=== Supplied records ===
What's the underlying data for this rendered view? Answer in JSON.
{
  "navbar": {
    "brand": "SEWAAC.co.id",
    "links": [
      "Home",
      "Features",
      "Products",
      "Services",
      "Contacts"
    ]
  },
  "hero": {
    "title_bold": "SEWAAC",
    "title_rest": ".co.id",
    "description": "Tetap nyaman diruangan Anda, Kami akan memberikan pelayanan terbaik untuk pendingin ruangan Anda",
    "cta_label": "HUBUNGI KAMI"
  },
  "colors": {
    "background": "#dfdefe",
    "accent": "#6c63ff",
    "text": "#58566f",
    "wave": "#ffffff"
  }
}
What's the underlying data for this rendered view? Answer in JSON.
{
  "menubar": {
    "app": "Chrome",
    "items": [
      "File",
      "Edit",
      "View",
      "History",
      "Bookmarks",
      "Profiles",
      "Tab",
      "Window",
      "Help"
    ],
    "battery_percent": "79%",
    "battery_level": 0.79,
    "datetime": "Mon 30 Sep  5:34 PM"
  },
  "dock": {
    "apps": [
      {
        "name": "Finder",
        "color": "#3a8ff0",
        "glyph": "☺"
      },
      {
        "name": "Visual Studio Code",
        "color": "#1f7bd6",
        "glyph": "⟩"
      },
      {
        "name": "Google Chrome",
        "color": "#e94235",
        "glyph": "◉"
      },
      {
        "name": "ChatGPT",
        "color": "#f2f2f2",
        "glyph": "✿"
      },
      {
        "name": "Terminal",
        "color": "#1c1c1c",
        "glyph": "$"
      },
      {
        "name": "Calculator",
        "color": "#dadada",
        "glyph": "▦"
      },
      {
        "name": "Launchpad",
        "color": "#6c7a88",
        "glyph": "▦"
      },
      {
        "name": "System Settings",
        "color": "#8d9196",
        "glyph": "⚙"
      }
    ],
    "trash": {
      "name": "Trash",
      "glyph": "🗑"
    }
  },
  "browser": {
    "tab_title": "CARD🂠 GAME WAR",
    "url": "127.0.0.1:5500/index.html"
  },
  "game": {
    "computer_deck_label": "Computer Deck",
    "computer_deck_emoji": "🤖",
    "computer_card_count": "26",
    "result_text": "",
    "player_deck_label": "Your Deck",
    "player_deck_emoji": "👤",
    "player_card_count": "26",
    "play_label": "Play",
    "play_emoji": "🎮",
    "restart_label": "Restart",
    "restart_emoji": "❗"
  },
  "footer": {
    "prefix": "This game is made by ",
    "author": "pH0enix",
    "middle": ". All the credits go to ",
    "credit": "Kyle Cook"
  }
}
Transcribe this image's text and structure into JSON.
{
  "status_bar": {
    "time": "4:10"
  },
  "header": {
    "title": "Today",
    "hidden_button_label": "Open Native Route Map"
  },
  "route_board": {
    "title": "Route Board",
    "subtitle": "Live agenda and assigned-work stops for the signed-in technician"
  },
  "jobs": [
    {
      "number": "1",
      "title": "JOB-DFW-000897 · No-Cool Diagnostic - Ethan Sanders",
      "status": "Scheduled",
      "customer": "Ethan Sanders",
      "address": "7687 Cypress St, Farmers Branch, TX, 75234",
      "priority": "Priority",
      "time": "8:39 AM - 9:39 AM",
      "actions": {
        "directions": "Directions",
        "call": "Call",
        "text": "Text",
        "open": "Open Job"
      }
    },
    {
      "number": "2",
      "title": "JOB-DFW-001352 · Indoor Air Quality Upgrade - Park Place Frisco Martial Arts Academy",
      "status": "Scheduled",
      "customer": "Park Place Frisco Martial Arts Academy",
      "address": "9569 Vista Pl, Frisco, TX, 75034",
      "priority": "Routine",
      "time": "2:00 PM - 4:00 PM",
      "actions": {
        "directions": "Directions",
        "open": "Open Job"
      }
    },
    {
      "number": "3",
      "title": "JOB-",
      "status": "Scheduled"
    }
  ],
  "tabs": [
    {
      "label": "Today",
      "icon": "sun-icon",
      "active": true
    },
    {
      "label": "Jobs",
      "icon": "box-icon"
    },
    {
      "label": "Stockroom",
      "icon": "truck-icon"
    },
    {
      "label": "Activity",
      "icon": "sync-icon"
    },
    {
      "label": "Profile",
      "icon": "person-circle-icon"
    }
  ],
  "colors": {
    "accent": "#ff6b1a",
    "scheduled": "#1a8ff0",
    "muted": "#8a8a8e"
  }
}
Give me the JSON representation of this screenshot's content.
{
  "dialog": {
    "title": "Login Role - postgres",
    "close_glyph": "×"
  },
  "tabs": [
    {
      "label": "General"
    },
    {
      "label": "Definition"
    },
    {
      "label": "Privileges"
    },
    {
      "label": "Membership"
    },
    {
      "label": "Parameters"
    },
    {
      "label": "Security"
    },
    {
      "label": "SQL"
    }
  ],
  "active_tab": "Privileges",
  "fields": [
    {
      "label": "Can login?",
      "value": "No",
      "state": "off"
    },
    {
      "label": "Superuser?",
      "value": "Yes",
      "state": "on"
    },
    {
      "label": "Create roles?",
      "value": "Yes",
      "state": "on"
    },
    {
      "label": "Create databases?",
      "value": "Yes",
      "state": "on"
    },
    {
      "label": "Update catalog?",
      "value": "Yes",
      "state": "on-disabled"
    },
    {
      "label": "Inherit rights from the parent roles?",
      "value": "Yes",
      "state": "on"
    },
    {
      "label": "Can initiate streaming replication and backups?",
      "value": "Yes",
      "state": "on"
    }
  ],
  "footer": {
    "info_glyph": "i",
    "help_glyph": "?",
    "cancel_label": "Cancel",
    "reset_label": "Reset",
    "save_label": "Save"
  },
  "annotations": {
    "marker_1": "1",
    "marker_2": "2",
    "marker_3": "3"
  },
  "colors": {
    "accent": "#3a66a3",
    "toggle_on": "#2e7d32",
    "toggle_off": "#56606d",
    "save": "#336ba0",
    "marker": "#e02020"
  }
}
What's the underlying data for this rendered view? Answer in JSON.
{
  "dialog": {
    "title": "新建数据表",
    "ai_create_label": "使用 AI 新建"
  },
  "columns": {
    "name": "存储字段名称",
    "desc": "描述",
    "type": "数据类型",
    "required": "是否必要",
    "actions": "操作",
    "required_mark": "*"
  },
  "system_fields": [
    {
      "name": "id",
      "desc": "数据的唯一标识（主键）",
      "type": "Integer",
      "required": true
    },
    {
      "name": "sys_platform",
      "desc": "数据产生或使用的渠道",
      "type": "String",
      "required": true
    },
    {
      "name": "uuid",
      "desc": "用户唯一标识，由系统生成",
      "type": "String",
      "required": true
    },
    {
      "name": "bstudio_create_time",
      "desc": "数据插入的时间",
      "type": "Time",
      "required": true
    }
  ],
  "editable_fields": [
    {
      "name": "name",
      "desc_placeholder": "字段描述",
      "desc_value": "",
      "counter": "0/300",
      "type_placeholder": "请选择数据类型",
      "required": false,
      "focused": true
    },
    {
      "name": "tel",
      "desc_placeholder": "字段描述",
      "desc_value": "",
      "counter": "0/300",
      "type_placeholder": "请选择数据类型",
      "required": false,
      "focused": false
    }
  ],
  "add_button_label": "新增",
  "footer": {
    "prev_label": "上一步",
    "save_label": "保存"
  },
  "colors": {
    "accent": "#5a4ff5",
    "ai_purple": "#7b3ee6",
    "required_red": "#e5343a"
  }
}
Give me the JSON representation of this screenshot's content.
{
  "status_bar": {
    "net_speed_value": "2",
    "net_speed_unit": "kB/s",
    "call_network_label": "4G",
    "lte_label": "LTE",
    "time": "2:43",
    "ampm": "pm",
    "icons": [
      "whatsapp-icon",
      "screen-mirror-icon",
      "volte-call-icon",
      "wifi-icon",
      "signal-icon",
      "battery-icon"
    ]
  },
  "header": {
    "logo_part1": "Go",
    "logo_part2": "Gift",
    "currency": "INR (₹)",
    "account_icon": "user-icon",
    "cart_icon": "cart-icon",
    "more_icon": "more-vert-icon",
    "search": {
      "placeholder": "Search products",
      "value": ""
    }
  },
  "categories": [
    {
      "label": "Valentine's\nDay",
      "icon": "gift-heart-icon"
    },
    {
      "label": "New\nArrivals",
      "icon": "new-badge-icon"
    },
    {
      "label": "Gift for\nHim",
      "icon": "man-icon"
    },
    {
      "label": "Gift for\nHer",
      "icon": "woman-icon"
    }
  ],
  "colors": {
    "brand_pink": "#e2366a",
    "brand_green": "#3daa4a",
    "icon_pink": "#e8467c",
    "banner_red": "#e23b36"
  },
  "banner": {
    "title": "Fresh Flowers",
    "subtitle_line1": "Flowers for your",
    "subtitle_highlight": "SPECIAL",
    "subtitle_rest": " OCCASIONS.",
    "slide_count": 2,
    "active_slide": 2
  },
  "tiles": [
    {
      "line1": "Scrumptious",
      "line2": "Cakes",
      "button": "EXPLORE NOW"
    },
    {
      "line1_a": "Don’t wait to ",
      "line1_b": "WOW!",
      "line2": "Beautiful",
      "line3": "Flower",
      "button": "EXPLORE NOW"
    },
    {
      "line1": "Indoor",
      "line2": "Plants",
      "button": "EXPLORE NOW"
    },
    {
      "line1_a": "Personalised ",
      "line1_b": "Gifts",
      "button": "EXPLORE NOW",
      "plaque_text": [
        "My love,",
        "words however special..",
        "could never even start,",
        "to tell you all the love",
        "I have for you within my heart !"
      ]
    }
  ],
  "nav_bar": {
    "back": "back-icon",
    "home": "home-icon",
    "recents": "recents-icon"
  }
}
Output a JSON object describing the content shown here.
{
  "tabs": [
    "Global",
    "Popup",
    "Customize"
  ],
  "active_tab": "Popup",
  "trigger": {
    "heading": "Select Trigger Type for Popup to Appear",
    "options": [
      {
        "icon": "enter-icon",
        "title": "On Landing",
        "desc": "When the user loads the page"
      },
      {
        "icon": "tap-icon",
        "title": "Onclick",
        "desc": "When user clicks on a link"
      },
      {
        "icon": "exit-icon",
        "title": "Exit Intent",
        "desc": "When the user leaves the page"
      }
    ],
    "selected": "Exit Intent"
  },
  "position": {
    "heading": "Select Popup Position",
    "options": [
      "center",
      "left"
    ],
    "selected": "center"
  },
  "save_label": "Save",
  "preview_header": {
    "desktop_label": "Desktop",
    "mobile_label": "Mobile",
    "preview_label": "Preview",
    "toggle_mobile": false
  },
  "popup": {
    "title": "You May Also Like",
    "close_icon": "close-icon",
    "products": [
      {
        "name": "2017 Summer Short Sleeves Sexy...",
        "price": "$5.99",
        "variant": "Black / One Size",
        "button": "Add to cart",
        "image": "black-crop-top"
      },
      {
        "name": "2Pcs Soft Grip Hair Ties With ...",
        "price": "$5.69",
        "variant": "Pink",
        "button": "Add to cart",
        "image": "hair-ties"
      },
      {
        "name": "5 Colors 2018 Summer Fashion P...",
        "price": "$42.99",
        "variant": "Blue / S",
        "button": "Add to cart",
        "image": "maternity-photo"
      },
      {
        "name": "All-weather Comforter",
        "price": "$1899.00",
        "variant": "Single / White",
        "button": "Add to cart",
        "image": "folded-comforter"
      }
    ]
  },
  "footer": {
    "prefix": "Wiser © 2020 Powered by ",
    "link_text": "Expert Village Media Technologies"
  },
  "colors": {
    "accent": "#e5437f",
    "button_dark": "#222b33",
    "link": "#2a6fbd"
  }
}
===
Return only those lines of the records that contain the string "When".

▶ **Answer to this task**:
        "desc": "When the user loads the page"
        "desc": "When user clicks on a link"
        "desc": "When the user leaves the page"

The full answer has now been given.